◆ **CHALLENGE**
Where a line contains the word "this", copy that line in full.

(Data items)
- - - - -

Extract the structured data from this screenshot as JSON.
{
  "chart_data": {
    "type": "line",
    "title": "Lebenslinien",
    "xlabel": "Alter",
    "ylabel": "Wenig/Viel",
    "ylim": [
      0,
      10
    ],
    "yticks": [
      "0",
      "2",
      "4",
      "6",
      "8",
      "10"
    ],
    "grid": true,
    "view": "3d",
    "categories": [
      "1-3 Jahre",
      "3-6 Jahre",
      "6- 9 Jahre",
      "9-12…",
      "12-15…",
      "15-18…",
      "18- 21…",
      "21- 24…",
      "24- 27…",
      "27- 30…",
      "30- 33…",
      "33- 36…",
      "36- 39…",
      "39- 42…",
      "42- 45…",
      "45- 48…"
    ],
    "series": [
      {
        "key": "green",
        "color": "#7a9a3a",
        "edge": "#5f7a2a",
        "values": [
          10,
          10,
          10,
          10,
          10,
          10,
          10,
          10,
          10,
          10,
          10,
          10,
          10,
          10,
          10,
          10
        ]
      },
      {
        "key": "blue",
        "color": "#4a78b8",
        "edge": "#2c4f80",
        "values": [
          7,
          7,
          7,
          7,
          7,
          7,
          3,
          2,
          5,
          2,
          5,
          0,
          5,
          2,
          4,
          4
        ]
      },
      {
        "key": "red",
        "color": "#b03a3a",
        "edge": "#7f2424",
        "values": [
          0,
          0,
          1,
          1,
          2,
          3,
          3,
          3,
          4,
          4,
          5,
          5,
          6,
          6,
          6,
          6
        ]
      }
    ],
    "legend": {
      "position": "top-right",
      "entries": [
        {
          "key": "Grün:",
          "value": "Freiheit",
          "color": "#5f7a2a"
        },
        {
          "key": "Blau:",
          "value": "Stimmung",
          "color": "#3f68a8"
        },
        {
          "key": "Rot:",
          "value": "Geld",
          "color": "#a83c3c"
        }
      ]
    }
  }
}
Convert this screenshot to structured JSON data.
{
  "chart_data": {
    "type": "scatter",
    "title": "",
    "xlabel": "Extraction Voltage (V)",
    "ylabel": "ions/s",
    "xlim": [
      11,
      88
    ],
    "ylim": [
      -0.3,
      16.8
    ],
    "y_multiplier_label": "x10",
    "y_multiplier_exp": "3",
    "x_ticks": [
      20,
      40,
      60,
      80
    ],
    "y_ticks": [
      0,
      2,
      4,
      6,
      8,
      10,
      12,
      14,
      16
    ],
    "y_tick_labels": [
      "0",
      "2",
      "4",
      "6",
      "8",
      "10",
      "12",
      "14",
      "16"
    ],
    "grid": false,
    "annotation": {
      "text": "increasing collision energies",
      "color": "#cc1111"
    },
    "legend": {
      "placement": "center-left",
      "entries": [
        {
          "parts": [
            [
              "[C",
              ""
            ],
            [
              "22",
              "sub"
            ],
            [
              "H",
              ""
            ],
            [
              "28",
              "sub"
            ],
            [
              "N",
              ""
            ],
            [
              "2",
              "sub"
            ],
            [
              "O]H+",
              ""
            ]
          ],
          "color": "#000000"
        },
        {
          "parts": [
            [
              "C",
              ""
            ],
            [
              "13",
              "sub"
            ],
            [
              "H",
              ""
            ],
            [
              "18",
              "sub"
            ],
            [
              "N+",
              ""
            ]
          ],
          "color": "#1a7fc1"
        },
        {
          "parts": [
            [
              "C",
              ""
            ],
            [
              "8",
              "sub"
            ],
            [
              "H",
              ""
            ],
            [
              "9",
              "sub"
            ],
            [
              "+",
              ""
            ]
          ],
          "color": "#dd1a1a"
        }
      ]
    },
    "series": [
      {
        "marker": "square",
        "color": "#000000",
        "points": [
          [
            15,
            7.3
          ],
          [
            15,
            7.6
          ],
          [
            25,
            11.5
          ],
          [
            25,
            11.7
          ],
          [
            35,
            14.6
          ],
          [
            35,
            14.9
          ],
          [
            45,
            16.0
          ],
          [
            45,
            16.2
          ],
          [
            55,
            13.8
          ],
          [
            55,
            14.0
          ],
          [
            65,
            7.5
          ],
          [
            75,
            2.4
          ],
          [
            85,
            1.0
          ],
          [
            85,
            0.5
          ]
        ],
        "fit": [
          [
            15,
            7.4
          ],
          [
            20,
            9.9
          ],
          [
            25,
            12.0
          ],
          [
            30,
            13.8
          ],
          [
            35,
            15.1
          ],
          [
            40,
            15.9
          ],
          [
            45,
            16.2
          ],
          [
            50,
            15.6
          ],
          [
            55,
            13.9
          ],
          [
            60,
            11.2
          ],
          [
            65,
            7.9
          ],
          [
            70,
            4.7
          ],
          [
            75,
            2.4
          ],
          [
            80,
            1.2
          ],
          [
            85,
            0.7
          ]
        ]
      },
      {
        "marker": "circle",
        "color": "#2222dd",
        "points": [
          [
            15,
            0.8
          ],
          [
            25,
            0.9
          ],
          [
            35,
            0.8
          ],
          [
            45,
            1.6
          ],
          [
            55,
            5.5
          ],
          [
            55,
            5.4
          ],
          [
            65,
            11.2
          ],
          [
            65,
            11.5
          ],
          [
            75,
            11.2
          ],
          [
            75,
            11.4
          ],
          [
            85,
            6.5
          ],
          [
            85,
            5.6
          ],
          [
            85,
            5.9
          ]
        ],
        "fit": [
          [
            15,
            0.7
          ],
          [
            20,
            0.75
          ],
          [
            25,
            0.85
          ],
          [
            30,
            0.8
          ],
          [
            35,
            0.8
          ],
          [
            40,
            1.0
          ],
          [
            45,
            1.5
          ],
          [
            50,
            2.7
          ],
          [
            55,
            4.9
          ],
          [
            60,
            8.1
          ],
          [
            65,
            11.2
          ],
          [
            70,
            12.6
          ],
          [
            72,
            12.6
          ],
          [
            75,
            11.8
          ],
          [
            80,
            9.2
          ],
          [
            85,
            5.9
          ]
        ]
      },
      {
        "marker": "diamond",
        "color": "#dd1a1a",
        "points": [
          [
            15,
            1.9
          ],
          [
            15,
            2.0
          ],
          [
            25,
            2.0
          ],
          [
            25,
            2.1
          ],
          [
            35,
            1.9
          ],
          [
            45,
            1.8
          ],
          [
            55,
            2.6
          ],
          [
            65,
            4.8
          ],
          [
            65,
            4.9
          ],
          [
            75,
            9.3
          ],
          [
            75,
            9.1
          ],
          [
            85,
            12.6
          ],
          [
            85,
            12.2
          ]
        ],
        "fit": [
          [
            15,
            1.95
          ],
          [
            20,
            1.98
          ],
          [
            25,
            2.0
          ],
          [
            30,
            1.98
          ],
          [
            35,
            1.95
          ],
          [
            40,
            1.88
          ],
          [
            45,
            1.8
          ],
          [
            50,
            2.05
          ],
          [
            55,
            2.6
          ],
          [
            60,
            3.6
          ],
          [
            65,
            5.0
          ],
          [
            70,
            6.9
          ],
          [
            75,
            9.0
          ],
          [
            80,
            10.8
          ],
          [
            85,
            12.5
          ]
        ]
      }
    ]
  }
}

- - - - -

◆ **EXERCISE ANSWER**
Extract the structured data from this screenshot as JSON.
Convert this screenshot to structured JSON data.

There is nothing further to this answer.